:: RECORDS FOR THIS EXERCISE

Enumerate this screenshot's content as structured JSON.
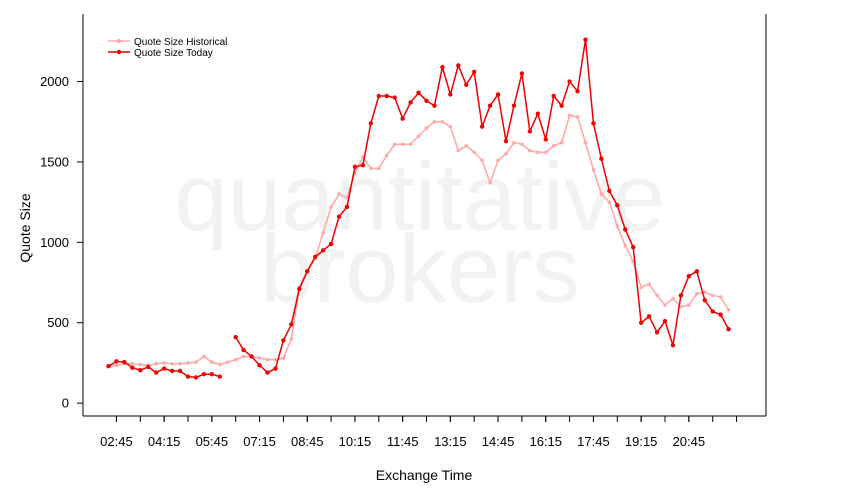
{
  "chart_data": {
    "type": "line",
    "title": "",
    "xlabel": "Exchange Time",
    "ylabel": "Quote Size",
    "watermark": [
      "quantitative",
      "brokers"
    ],
    "x_tick_labels": [
      "02:45",
      "04:15",
      "05:45",
      "07:15",
      "08:45",
      "10:15",
      "11:45",
      "13:15",
      "14:45",
      "16:15",
      "17:45",
      "19:15",
      "20:45"
    ],
    "y_ticks": [
      0,
      500,
      1000,
      1500,
      2000
    ],
    "ylim": [
      -80,
      2420
    ],
    "x_start": "02:15",
    "x_step_minutes": 15,
    "legend_position": "top-left",
    "grid": false,
    "series": [
      {
        "name": "Quote Size Historical",
        "color": "#ffaaaa",
        "values": [
          230,
          235,
          245,
          245,
          240,
          235,
          245,
          250,
          245,
          245,
          250,
          255,
          290,
          255,
          240,
          255,
          270,
          290,
          290,
          280,
          270,
          270,
          280,
          400,
          720,
          820,
          900,
          1060,
          1220,
          1300,
          1280,
          1430,
          1530,
          1460,
          1460,
          1540,
          1610,
          1610,
          1610,
          1660,
          1710,
          1750,
          1750,
          1720,
          1570,
          1600,
          1560,
          1510,
          1370,
          1510,
          1550,
          1620,
          1610,
          1570,
          1560,
          1560,
          1600,
          1620,
          1790,
          1780,
          1620,
          1450,
          1300,
          1250,
          1100,
          980,
          880,
          720,
          740,
          670,
          610,
          650,
          600,
          610,
          680,
          690,
          670,
          660,
          580
        ]
      },
      {
        "name": "Quote Size Today",
        "color": "#ee0000",
        "values": [
          230,
          260,
          255,
          220,
          205,
          225,
          190,
          215,
          200,
          200,
          165,
          160,
          180,
          180,
          165,
          null,
          410,
          330,
          290,
          235,
          190,
          215,
          390,
          490,
          710,
          820,
          910,
          950,
          990,
          1160,
          1220,
          1470,
          1480,
          1740,
          1910,
          1910,
          1900,
          1770,
          1870,
          1930,
          1880,
          1850,
          2090,
          1920,
          2100,
          1980,
          2060,
          1720,
          1850,
          1920,
          1630,
          1850,
          2050,
          1690,
          1800,
          1640,
          1910,
          1850,
          2000,
          1940,
          2260,
          1740,
          1520,
          1320,
          1230,
          1080,
          970,
          500,
          540,
          440,
          510,
          360,
          670,
          790,
          820,
          640,
          570,
          550,
          460
        ]
      }
    ]
  }
}
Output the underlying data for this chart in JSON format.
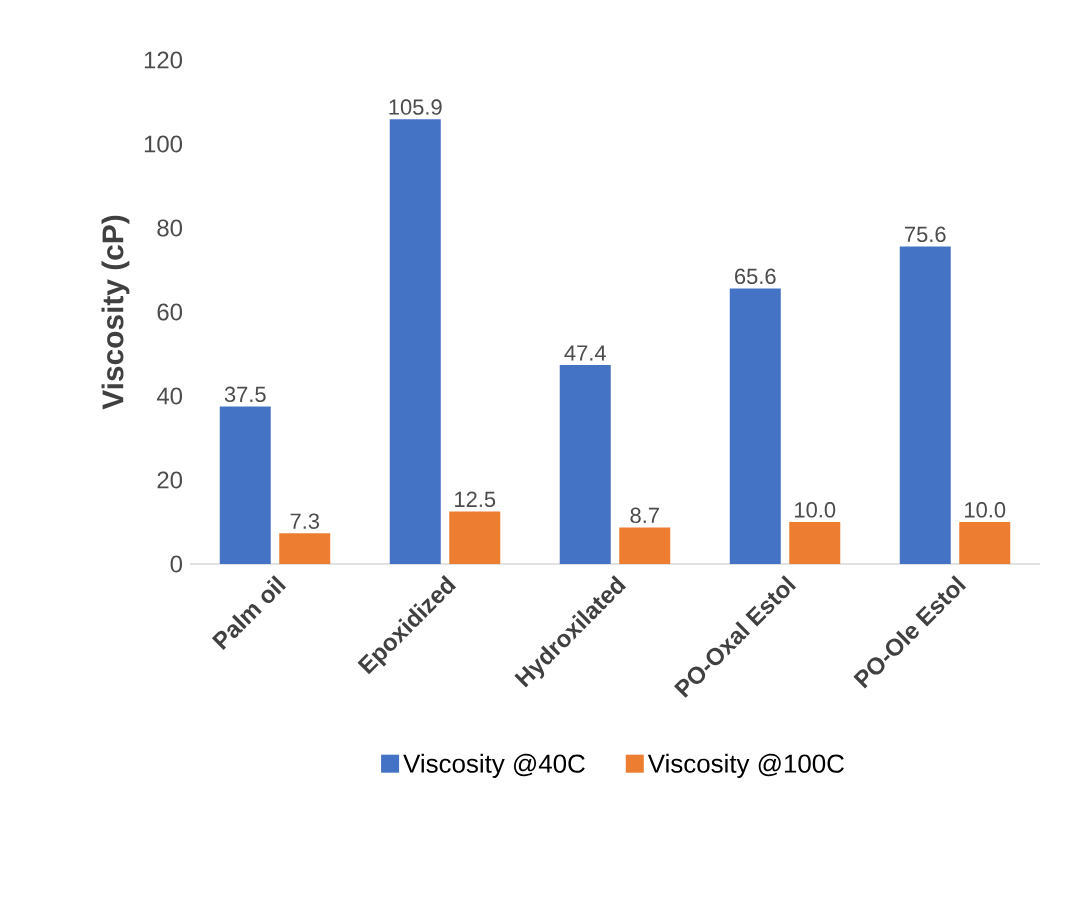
{
  "chart_data": {
    "type": "bar",
    "ylabel": "Viscosity (cP)",
    "categories": [
      "Palm oil",
      "Epoxidized",
      "Hydroxilated",
      "PO-Oxal Estol",
      "PO-Ole Estol"
    ],
    "series": [
      {
        "name": "Viscosity @40C",
        "color": "#4472c4",
        "values": [
          37.5,
          105.9,
          47.4,
          65.6,
          75.6
        ],
        "value_labels": [
          "37.5",
          "105.9",
          "47.4",
          "65.6",
          "75.6"
        ]
      },
      {
        "name": "Viscosity @100C",
        "color": "#ed7d31",
        "values": [
          7.3,
          12.5,
          8.7,
          10.0,
          10.0
        ],
        "value_labels": [
          "7.3",
          "12.5",
          "8.7",
          "10.0",
          "10.0"
        ]
      }
    ],
    "ylim": [
      0,
      120
    ],
    "yticks": [
      0,
      20,
      40,
      60,
      80,
      100,
      120
    ],
    "grid": false,
    "legend": "bottom"
  }
}
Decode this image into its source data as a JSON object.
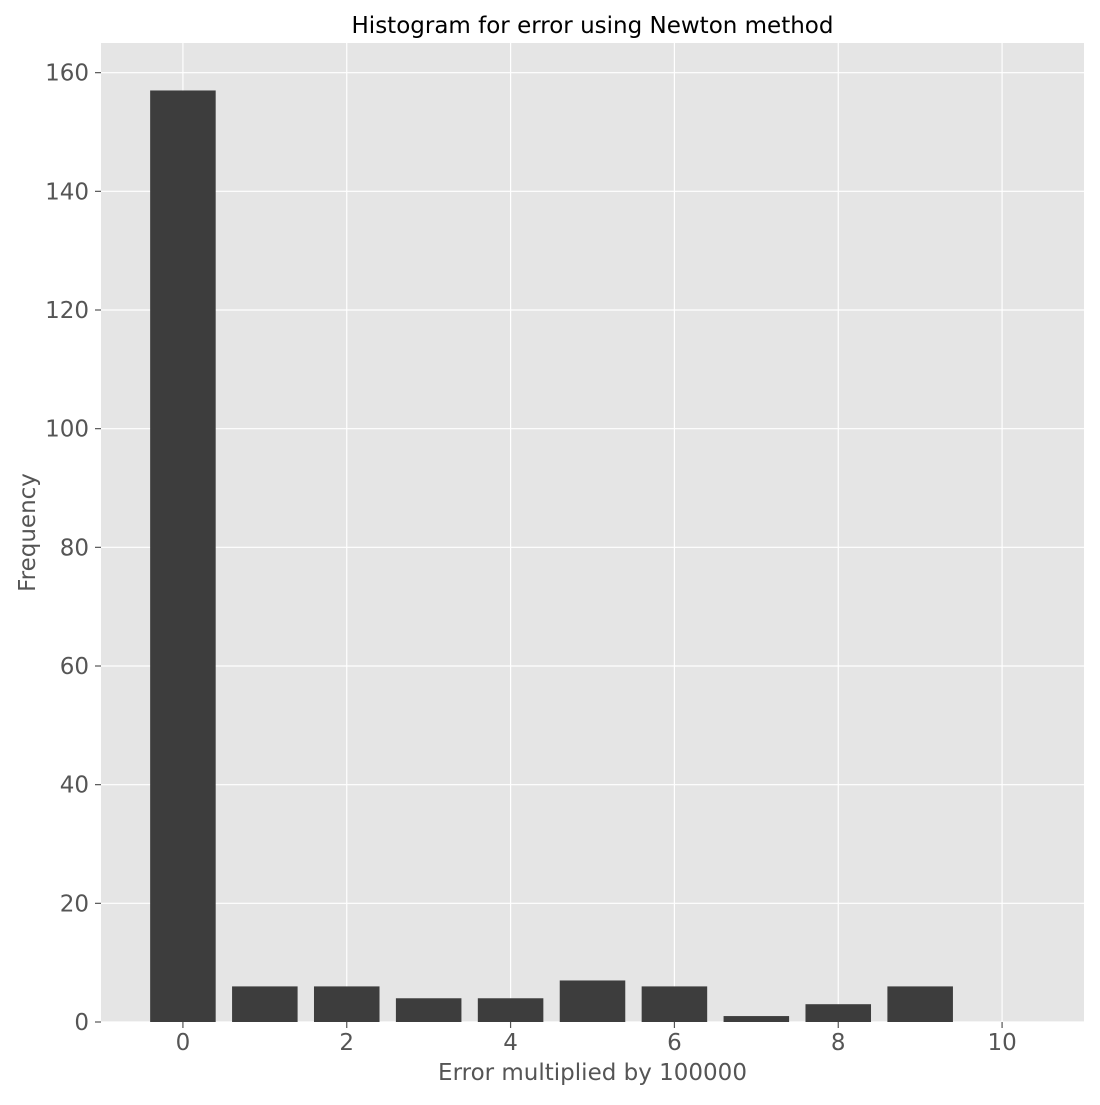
{
  "chart_data": {
    "type": "bar",
    "title": "Histogram for error using Newton method",
    "xlabel": "Error multiplied by 100000",
    "ylabel": "Frequency",
    "x": [
      0,
      1,
      2,
      3,
      4,
      5,
      6,
      7,
      8,
      9
    ],
    "values": [
      157,
      6,
      6,
      4,
      4,
      7,
      6,
      1,
      3,
      6
    ],
    "xlim": [
      -1,
      11
    ],
    "ylim": [
      0,
      165
    ],
    "xticks": [
      "0",
      "2",
      "4",
      "6",
      "8",
      "10"
    ],
    "yticks": [
      "0",
      "20",
      "40",
      "60",
      "80",
      "100",
      "120",
      "140",
      "160"
    ],
    "grid": true,
    "legend": "none"
  },
  "colors": {
    "plot_background": "#e5e5e5",
    "grid": "#ffffff",
    "bar": "#3d3d3d",
    "tick_text": "#555555",
    "title_text": "#000000"
  }
}
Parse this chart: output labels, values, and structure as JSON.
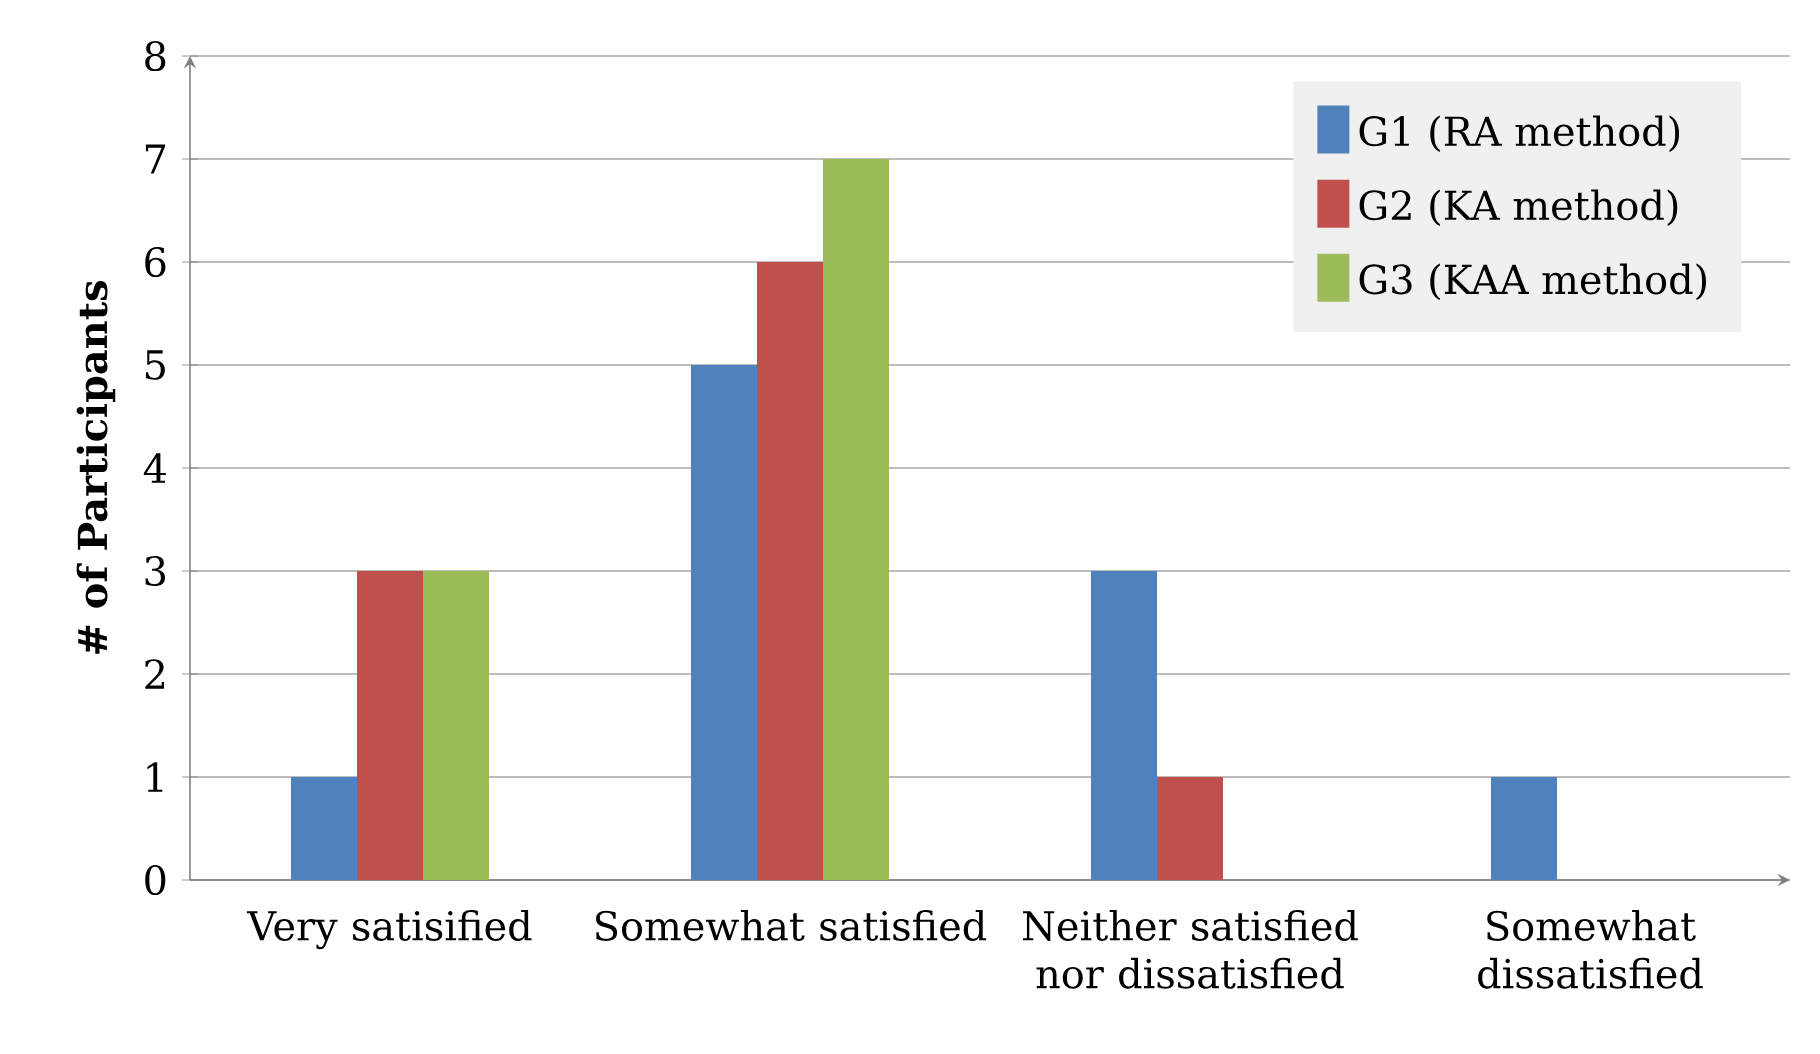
{
  "chart_data": {
    "type": "bar",
    "ylabel": "# of Participants",
    "categories": [
      "Very satisified",
      "Somewhat satisfied",
      "Neither satisfied nor dissatisfied",
      "Somewhat dissatisfied"
    ],
    "series": [
      {
        "name": "G1 (RA method)",
        "color": "#4f81bd",
        "values": [
          1,
          5,
          3,
          1
        ]
      },
      {
        "name": "G2 (KA method)",
        "color": "#c0504d",
        "values": [
          3,
          6,
          1,
          0
        ]
      },
      {
        "name": "G3 (KAA method)",
        "color": "#9bbb59",
        "values": [
          3,
          7,
          0,
          0
        ]
      }
    ],
    "ylim": [
      0,
      8
    ],
    "yticks": [
      0,
      1,
      2,
      3,
      4,
      5,
      6,
      7,
      8
    ],
    "grid": "y",
    "legend": "top right"
  }
}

::::

▸ PROBLEM DETAILS
Go through the records and show every line with the string "Viscosity" in it.

▸ WRITTEN ANSWER
    "ylabel": "Viscosity (cP)",
        "name": "Viscosity @40C",
        "name": "Viscosity @100C",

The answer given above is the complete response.